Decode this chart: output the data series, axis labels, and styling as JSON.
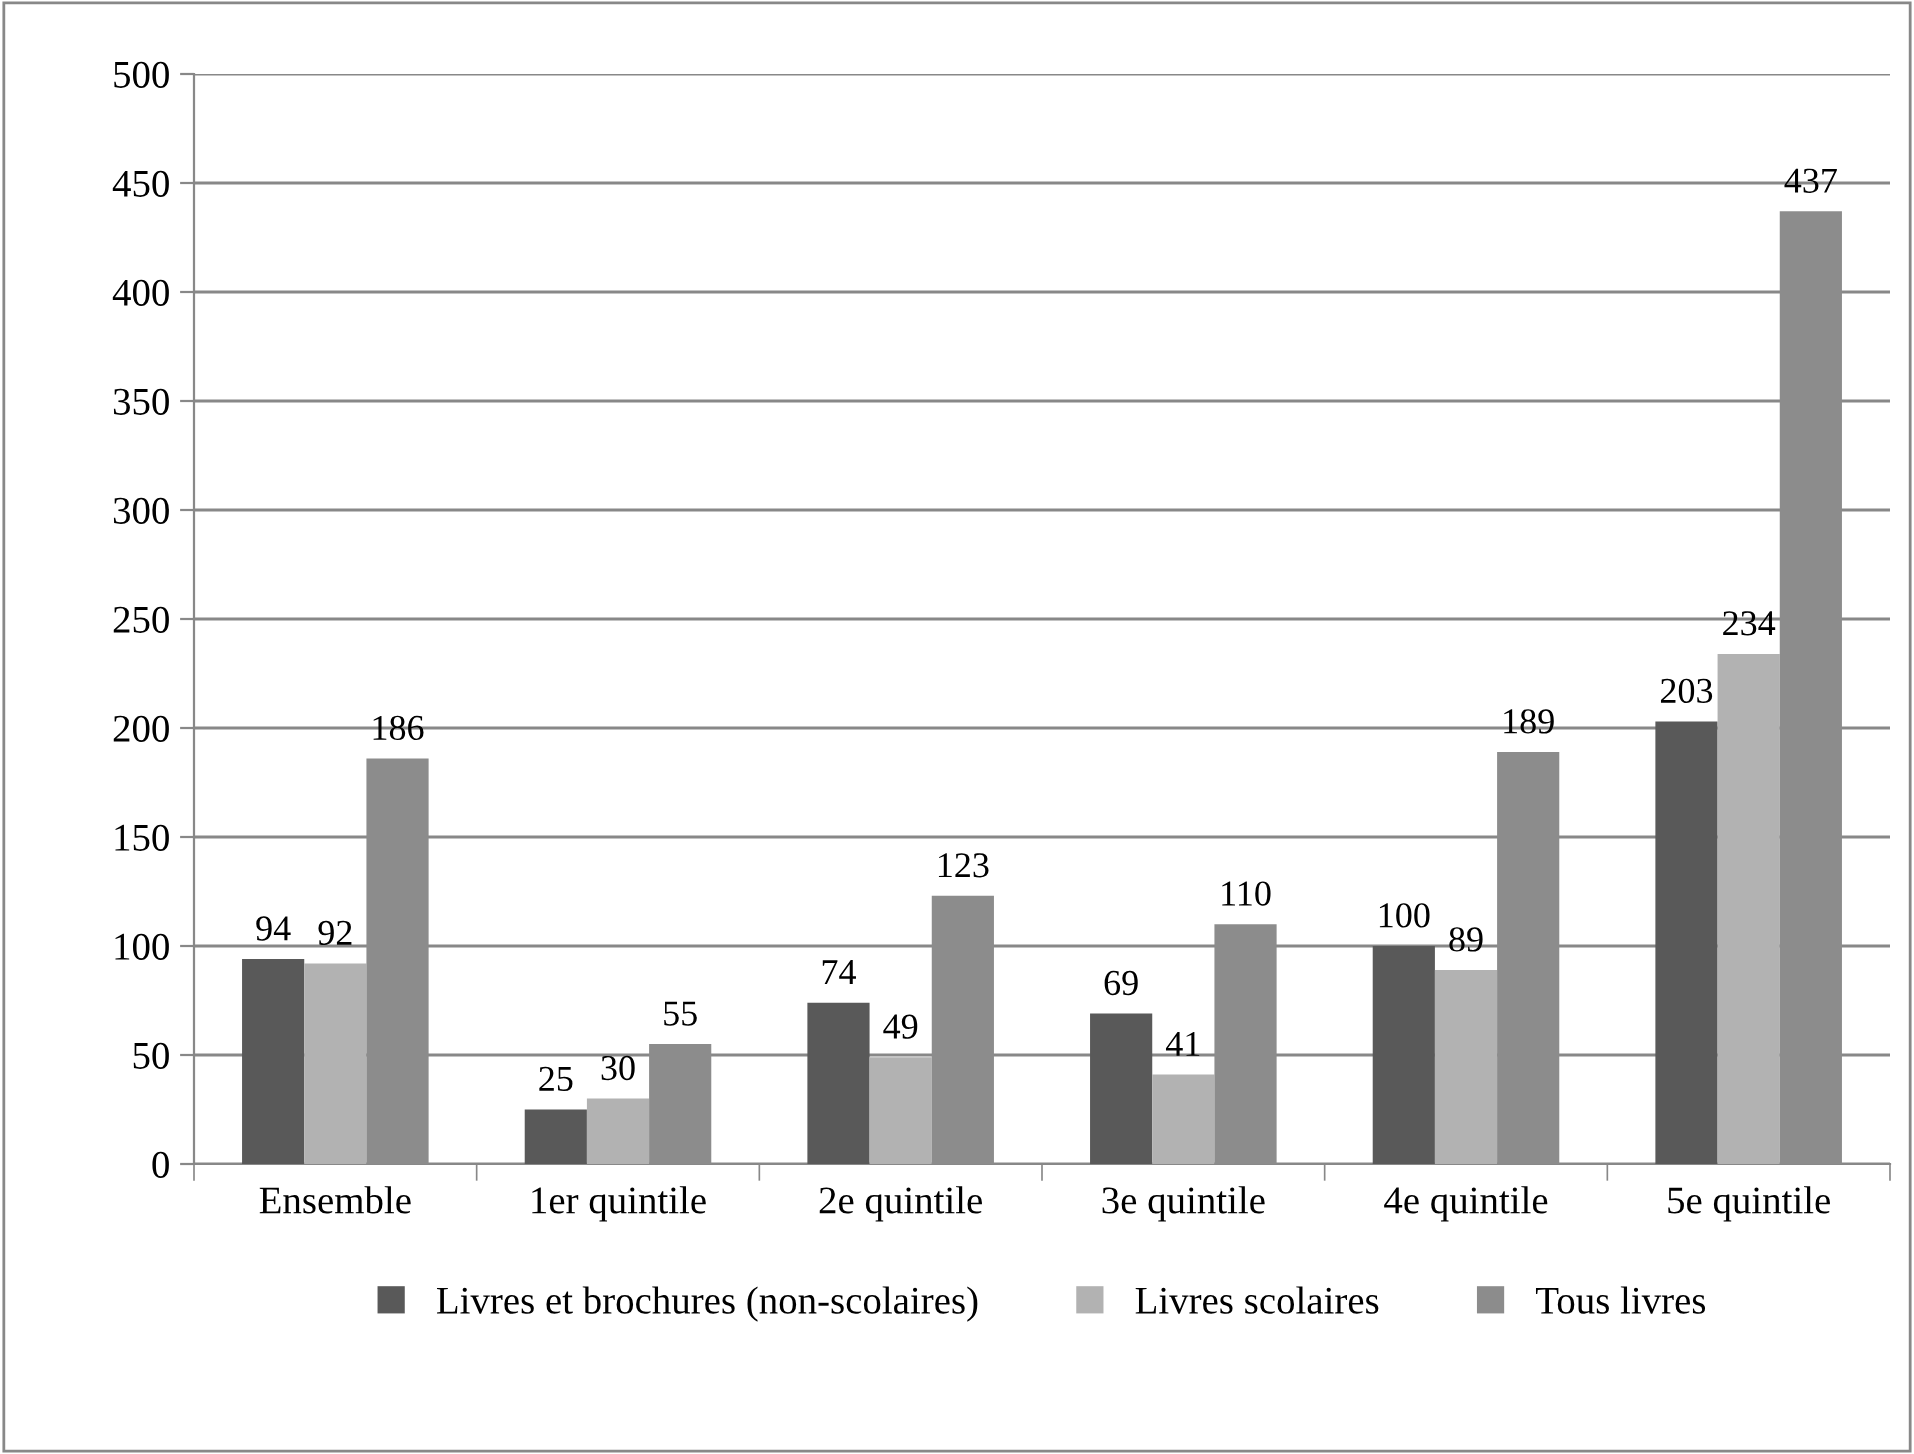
{
  "chart_data": {
    "type": "bar",
    "categories": [
      "Ensemble",
      "1er quintile",
      "2e quintile",
      "3e quintile",
      "4e quintile",
      "5e quintile"
    ],
    "series": [
      {
        "name": "Livres et brochures (non-scolaires)",
        "color": "#595959",
        "values": [
          94,
          25,
          74,
          69,
          100,
          203
        ]
      },
      {
        "name": "Livres scolaires",
        "color": "#b2b2b2",
        "values": [
          92,
          30,
          49,
          41,
          89,
          234
        ]
      },
      {
        "name": "Tous livres",
        "color": "#8c8c8c",
        "values": [
          186,
          55,
          123,
          110,
          189,
          437
        ]
      }
    ],
    "ylim": [
      0,
      500
    ],
    "yticks": [
      0,
      50,
      100,
      150,
      200,
      250,
      300,
      350,
      400,
      450,
      500
    ],
    "grid": "y",
    "legend": "bottom",
    "data_labels": true
  }
}
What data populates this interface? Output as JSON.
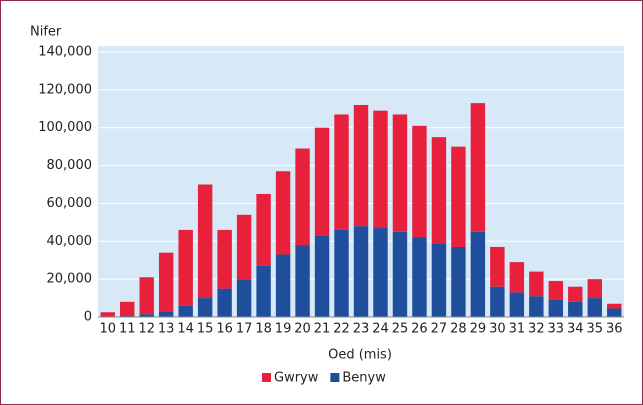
{
  "chart_data": {
    "type": "stacked_bar",
    "y_label": "Nifer",
    "x_label": "Oed (mis)",
    "categories": [
      "10",
      "11",
      "12",
      "13",
      "14",
      "15",
      "16",
      "17",
      "18",
      "19",
      "20",
      "21",
      "22",
      "23",
      "24",
      "25",
      "26",
      "27",
      "28",
      "29",
      "30",
      "31",
      "32",
      "33",
      "34",
      "35",
      "36"
    ],
    "series": [
      {
        "name": "Benyw",
        "color": "#1f4e9c",
        "values": [
          0,
          500,
          1500,
          3000,
          6000,
          10000,
          15000,
          20000,
          27000,
          33000,
          38000,
          43000,
          46000,
          48000,
          47000,
          45000,
          42000,
          39000,
          37000,
          45000,
          16000,
          13000,
          11000,
          9000,
          8000,
          10000,
          4500
        ]
      },
      {
        "name": "Gwryw",
        "color": "#e8203c",
        "values": [
          2500,
          7500,
          19500,
          31000,
          40000,
          60000,
          31000,
          34000,
          38000,
          44000,
          51000,
          57000,
          61000,
          64000,
          62000,
          62000,
          59000,
          56000,
          53000,
          68000,
          21000,
          16000,
          13000,
          10000,
          8000,
          10000,
          2500
        ]
      }
    ],
    "legend_order": [
      "Gwryw",
      "Benyw"
    ],
    "ylim": [
      0,
      140000
    ],
    "yticks": [
      0,
      {
        "value": 20000,
        "label": "20,000"
      },
      {
        "value": 40000,
        "label": "40,000"
      },
      {
        "value": 60000,
        "label": "60,000"
      },
      {
        "value": 80000,
        "label": "80,000"
      },
      {
        "value": 100000,
        "label": "100,000"
      },
      {
        "value": 120000,
        "label": "120,000"
      },
      {
        "value": 140000,
        "label": "140,000"
      }
    ],
    "grid": true,
    "legend": "bottom"
  }
}
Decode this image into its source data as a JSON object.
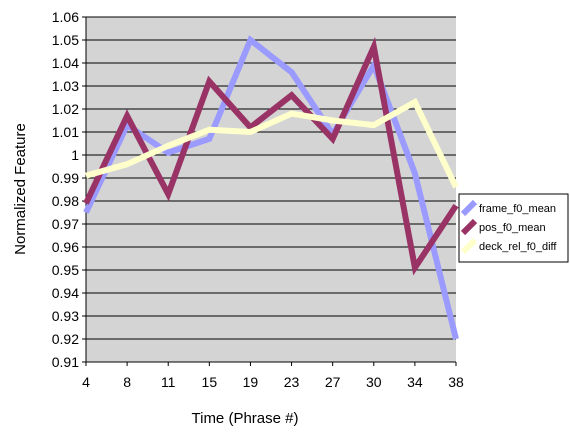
{
  "chart_data": {
    "type": "line",
    "title": "",
    "xlabel": "Time (Phrase #)",
    "ylabel": "Normalized Feature",
    "categories": [
      "4",
      "8",
      "11",
      "15",
      "19",
      "23",
      "27",
      "30",
      "34",
      "38"
    ],
    "ylim": [
      0.91,
      1.06
    ],
    "yticks": [
      "0.91",
      "0.92",
      "0.93",
      "0.94",
      "0.95",
      "0.96",
      "0.97",
      "0.98",
      "0.99",
      "1",
      "1.01",
      "1.02",
      "1.03",
      "1.04",
      "1.05",
      "1.06"
    ],
    "grid": true,
    "legend_position": "right",
    "plot_background": "#d4d4d4",
    "series": [
      {
        "name": "frame_f0_mean",
        "color": "#9a9aff",
        "values": [
          0.975,
          1.013,
          1.001,
          1.007,
          1.05,
          1.036,
          1.009,
          1.039,
          0.992,
          0.92
        ]
      },
      {
        "name": "pos_f0_mean",
        "color": "#993366",
        "values": [
          0.979,
          1.017,
          0.983,
          1.032,
          1.012,
          1.026,
          1.007,
          1.047,
          0.951,
          0.978
        ]
      },
      {
        "name": "deck_rel_f0_diff",
        "color": "#ffffcc",
        "values": [
          0.991,
          0.996,
          1.004,
          1.011,
          1.01,
          1.018,
          1.015,
          1.013,
          1.023,
          0.986
        ]
      }
    ]
  }
}
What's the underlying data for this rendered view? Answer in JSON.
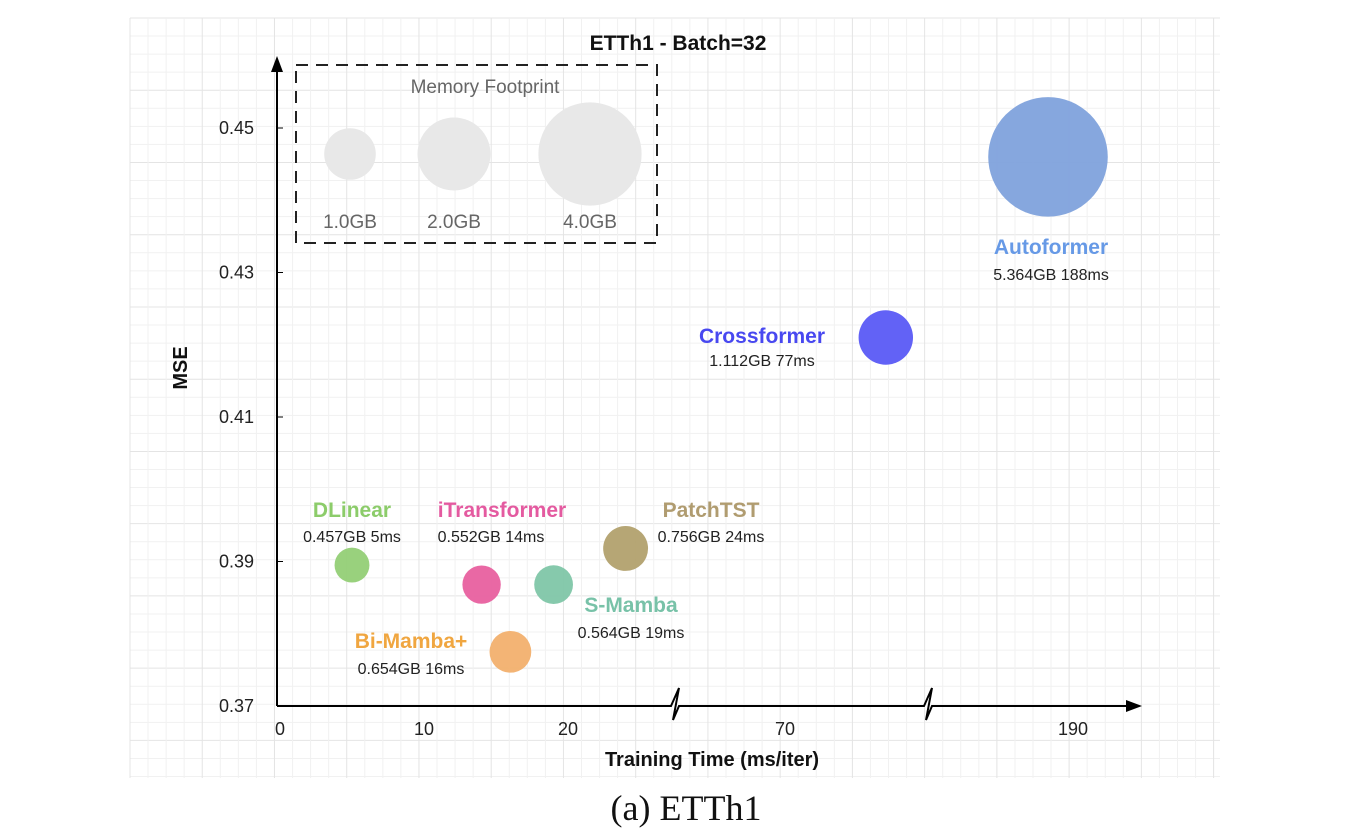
{
  "caption": "(a) ETTh1",
  "chart_data": {
    "type": "scatter",
    "title": "ETTh1 - Batch=32",
    "xlabel": "Training Time (ms/iter)",
    "ylabel": "MSE",
    "x_ticks": [
      "0",
      "10",
      "20",
      "70",
      "190"
    ],
    "y_ticks": [
      "0.37",
      "0.39",
      "0.41",
      "0.43",
      "0.45"
    ],
    "ylim": [
      0.37,
      0.45
    ],
    "x_axis_breaks": true,
    "grid": true,
    "size_encodes": "Memory Footprint",
    "legend": {
      "title": "Memory Footprint",
      "placement": "top-left",
      "entries": [
        {
          "label": "1.0GB",
          "memory_gb": 1.0
        },
        {
          "label": "2.0GB",
          "memory_gb": 2.0
        },
        {
          "label": "4.0GB",
          "memory_gb": 4.0
        }
      ]
    },
    "series": [
      {
        "name": "DLinear",
        "sublabel": "0.457GB 5ms",
        "x": 5,
        "y": 0.3895,
        "memory_gb": 0.457,
        "color": "#93cf76"
      },
      {
        "name": "iTransformer",
        "sublabel": "0.552GB 14ms",
        "x": 14,
        "y": 0.3868,
        "memory_gb": 0.552,
        "color": "#e8609f"
      },
      {
        "name": "S-Mamba",
        "sublabel": "0.564GB 19ms",
        "x": 19,
        "y": 0.3868,
        "memory_gb": 0.564,
        "color": "#7fc6a8"
      },
      {
        "name": "PatchTST",
        "sublabel": "0.756GB 24ms",
        "x": 24,
        "y": 0.3918,
        "memory_gb": 0.756,
        "color": "#b2a16e"
      },
      {
        "name": "Bi-Mamba+",
        "sublabel": "0.654GB 16ms",
        "x": 16,
        "y": 0.3775,
        "memory_gb": 0.654,
        "color": "#f2b06e"
      },
      {
        "name": "Crossformer",
        "sublabel": "1.112GB 77ms",
        "x": 77,
        "y": 0.421,
        "memory_gb": 1.112,
        "color": "#5a5af5"
      },
      {
        "name": "Autoformer",
        "sublabel": "5.364GB 188ms",
        "x": 188,
        "y": 0.446,
        "memory_gb": 5.364,
        "color": "#7fa2dc"
      }
    ]
  },
  "label_colors": {
    "DLinear": "#8ccc6a",
    "iTransformer": "#e45aa0",
    "S-Mamba": "#78c2a8",
    "PatchTST": "#b09c70",
    "Bi-Mamba+": "#f0a640",
    "Crossformer": "#4848f0",
    "Autoformer": "#6699e6"
  }
}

+++++

THE EXERCISE = From the listing, copy each line containing the word "quintile".

COMPLETE ANSWER =
      "1er quintile",
      "2e quintile",
      "3e quintile",
      "4e quintile",
      "5e quintile"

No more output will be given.